Ailanto subió el tono de la Pasarela Cibeles, alicaída ya en su segunda jornada. El salón madrileño se ha convertido en el cuarto del mundo en capacidad organizativa, pero el continente no va parejo al contenido. El tono general, salvo detalles y excepciones, suele ser irregular y de pocos bríos en las primeras jornadas dedicadas a los veteranos. La pareja formada por los gemelos bilbaínos Iñaki y Aitor Muñoz trajo aire fresco desde que empezaron a desfilar hace dos años. En su nueva propuesta no defraudaron.
Ailanto llevan destellos de luz a la pasarela con unas juveniles prendas. Estos hermanos formados Barcelona han hecho de sus estampados el sello de la casa. Con cuadros irregulares, con hojas, cisnes o gatos, los estampados aparecen de forma individual o se mezclan con armonía. Son telas que tienen viveza sin estridencias. La colección para el próximo otoño invierno está inspirada en los jóvenes estudiantes de Bellas Artes y tiene un aire bohemio. Así, los colores están sacados de la paleta del pintor: verde cobalto, gris, negro humo, verde terroso, azul con pinceladas de amarillo, rojo oscuro, gris plata, tostados y marrones...
Las faldas se imponen este año sobre los pantalones, y aún más las minifaldas o largos por encima de la rodilla. Algunos diseñadores prescinden incluso del pantalón y si lo incluyen se apuntan a la moda pitillo. En la colección de Modesto Lomba hay dominio de faldas y vestidos, todos amplios, sin ceñirse a la figura, pero de un elaborado trabajo en cortes y estructuras. Faldas mini con tablas o con varias capas de volantes, chaquetas y toreras cortadas en el canesú y grandes lazos trazados en la misma tela.
Roberto Torretta llevó el rock a pasarela con una colección con mucho cuero que imita al cocodrilo y que se inspira en la corriente musical. También hay poco color ya que del negro pasa al marrón chocolate o grisáceo con algún toque morado. Lo masculino y lo femenino se funden en su ropa, que combina la dureza del cuero con blusas o vestidos mini en satén sofisticados con lentejuelas. La textura tiene importancia en su ropa, con piel muy trabajada hasta llegar a un cuero fino de aspecto metálico.
Junto a la importancia de las faldas, otro hilván común en las colecciones de Cibeles para el otoño-invierno próximos son el gusto por evitar ceñimientos, de manera que la ropa se despega del cuerpo y adquiere en algunos casos gran volumen. Así se aprecia también en el estilo de Juan Duyos, con grandes blusones. Su colección, 'Aparecidas', quiere rendir tributo a las mujeres del ayer, pero traídas con un punto de futurismo. Pantalones anchos años 40 o chalecos de terciopelo rasurado forman parte de su mirada al pasado.
Elio Berhanyer sigue anclado en su clasicismo. Trajes de chaqueta clásicos y mucho efecto llamativo en sus propuestas de noche, con terciopelos, lentejuelas, bordados, tul plisado, encaje... Grandes mangas abullonadas, flecos o plumas de cisne recargan la fiesta. Como cierre, una novia vestida con un espectacular abrigo de piel rasurada que fue el toque más original de su colección.
Javier Larrainzar tampoco supera la tradición. En su caso una línea incoherente que pretende unir la noche y el día mezclando, por ejemplo, la típica lana (tweed inglés) con satén o el cuero dorado, los cuadros y la pedrería.

Aplica lo leído:
A – Según el texto sobre la Pasarela Cibeles, ¿en quiénes se inspira la colección de Ailanto para el próximo otoño invierno?
B – Reproduce del texto sobre la Pasarela Cibeles el fragmento que va desde "Las faldas se" hasta "la misma tela.".

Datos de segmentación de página
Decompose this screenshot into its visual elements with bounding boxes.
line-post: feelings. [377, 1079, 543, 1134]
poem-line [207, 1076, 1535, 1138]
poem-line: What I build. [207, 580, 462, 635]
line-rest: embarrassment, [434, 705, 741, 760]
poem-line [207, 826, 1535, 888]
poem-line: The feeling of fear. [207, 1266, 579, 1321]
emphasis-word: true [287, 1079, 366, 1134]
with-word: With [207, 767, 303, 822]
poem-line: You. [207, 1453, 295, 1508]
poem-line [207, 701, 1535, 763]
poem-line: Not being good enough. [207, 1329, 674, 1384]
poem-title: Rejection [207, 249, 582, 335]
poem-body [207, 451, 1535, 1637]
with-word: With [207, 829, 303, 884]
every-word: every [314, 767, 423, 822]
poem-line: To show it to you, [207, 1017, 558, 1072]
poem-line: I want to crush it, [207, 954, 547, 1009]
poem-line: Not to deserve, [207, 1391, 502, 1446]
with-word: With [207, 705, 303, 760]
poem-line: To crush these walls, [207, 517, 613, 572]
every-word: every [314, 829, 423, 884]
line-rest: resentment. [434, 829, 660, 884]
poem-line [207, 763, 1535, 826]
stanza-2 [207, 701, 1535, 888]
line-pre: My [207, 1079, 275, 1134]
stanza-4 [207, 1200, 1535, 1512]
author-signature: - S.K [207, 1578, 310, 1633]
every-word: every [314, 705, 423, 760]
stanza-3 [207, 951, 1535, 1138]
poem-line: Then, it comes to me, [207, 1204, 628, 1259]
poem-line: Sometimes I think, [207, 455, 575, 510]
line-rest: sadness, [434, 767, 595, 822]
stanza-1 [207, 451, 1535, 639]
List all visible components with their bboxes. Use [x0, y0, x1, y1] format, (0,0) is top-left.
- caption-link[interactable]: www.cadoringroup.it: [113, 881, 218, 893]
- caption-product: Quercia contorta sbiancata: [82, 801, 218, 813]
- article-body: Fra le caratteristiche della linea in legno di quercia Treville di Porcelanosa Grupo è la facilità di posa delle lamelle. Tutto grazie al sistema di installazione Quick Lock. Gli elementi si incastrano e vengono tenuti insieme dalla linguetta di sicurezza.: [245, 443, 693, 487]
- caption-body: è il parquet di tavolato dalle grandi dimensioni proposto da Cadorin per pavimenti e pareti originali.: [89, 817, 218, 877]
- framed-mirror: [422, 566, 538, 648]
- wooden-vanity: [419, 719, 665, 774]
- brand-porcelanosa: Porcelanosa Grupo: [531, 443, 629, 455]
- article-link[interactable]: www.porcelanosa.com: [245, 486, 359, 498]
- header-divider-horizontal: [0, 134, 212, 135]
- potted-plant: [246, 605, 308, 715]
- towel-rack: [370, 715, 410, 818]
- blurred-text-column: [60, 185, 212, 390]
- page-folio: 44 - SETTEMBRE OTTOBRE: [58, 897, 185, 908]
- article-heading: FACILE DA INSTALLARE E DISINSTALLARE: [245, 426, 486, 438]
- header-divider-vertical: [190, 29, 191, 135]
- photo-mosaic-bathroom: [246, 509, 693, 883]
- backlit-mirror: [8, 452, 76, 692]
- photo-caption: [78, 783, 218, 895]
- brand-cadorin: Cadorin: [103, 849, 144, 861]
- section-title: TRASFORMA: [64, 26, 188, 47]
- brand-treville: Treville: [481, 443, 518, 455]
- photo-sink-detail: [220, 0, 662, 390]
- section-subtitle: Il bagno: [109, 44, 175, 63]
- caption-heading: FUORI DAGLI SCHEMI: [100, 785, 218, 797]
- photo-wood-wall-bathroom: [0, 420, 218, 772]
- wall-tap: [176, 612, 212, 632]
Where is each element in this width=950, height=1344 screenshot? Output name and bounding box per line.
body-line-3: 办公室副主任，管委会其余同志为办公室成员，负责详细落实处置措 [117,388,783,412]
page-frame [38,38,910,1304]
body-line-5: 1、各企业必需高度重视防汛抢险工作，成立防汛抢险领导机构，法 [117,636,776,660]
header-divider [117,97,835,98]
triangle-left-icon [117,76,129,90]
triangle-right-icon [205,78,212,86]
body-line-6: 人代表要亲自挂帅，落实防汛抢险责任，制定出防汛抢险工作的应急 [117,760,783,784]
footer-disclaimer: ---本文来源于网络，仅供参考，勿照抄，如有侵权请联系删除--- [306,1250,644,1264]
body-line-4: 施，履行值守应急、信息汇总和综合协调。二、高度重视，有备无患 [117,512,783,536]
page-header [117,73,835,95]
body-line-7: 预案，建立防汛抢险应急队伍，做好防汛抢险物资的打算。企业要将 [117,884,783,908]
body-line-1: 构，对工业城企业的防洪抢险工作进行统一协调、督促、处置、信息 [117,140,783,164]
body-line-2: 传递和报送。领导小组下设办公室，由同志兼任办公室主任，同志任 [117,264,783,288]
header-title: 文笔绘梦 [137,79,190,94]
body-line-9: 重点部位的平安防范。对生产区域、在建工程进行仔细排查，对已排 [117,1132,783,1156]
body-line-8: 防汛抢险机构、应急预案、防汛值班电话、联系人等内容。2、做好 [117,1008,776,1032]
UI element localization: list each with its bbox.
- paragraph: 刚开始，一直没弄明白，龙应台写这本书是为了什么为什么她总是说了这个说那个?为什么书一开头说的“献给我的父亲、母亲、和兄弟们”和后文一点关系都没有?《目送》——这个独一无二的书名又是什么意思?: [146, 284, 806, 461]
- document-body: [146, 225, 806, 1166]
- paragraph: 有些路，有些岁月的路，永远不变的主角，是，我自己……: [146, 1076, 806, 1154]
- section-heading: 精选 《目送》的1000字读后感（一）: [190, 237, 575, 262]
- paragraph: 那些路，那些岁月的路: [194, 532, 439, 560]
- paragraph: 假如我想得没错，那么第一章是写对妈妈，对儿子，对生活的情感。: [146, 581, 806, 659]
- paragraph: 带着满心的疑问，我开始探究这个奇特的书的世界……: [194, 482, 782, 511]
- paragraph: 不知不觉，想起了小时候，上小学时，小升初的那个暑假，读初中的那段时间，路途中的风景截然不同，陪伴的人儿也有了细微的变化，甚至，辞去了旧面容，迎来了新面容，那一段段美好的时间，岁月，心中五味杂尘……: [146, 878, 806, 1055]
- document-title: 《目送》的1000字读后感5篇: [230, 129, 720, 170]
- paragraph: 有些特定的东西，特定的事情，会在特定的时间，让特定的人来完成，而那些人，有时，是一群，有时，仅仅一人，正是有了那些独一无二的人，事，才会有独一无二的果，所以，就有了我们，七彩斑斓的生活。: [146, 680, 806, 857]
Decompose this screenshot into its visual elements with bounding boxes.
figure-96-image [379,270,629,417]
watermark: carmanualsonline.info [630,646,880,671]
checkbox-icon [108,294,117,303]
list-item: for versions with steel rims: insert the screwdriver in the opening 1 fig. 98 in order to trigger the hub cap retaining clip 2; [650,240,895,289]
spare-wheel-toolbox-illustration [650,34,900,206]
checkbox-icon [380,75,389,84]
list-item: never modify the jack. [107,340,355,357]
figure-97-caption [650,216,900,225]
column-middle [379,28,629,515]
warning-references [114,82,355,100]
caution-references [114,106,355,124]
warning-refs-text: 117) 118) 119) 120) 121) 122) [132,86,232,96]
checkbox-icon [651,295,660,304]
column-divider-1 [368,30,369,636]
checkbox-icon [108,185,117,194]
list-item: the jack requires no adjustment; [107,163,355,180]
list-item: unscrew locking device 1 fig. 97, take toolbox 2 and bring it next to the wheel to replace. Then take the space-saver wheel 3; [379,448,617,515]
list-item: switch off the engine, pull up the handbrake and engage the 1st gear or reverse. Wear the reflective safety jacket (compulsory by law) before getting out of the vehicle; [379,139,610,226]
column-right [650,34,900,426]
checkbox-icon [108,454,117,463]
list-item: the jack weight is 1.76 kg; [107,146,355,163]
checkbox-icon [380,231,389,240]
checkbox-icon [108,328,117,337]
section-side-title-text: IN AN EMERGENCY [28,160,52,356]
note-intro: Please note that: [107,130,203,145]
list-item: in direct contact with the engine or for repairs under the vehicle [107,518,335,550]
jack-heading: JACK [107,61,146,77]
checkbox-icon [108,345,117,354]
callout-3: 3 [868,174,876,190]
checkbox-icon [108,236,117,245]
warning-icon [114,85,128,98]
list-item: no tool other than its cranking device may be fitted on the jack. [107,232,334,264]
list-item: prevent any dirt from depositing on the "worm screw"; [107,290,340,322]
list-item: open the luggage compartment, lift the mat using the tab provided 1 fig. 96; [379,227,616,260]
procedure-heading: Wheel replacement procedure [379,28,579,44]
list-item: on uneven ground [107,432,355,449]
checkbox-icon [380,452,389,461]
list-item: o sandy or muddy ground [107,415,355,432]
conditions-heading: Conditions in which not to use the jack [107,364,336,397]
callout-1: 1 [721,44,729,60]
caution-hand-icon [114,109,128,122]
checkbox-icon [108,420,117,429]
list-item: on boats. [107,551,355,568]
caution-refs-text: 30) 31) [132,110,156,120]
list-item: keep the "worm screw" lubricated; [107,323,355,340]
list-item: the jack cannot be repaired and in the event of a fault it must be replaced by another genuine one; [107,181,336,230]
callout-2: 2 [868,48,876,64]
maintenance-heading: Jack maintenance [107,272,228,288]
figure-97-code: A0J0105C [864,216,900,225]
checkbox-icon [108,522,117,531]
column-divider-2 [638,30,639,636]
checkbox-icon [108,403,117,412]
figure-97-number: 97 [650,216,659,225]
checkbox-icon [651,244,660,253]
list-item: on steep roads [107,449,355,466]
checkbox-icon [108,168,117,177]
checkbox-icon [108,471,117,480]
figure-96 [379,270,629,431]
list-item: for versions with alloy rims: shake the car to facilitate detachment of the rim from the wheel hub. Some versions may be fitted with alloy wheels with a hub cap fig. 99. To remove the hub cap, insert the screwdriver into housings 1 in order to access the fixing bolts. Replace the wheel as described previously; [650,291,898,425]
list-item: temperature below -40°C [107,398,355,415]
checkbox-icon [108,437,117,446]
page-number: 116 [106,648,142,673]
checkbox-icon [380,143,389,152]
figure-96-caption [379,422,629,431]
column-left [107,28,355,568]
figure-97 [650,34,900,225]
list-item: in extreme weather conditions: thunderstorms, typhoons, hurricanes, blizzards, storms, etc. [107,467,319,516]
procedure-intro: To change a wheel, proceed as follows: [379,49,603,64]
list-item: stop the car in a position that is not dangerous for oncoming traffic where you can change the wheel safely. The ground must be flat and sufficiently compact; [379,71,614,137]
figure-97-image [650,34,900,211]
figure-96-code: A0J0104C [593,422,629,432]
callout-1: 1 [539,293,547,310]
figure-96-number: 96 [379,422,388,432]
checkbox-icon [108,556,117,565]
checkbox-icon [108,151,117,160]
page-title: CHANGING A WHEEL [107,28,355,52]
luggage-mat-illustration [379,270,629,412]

Lista de respuestas:
A – En los jóvenes estudiantes de Bellas Artes.

B –
Las faldas se imponen este año sobre los pantalones, y aún más las minifaldas o largos por encima de la rodilla. Algunos diseñadores prescinden incluso del pantalón y si lo incluyen se apuntan a la moda pitillo. En la colección de Modesto Lomba hay dominio de faldas y vestidos, todos amplios, sin ceñirse a la figura, pero de un elaborado trabajo en cortes y estructuras. Faldas mini con tablas o con varias capas de volantes, chaquetas y toreras cortadas en el canesú y grandes lazos trazados en la misma tela.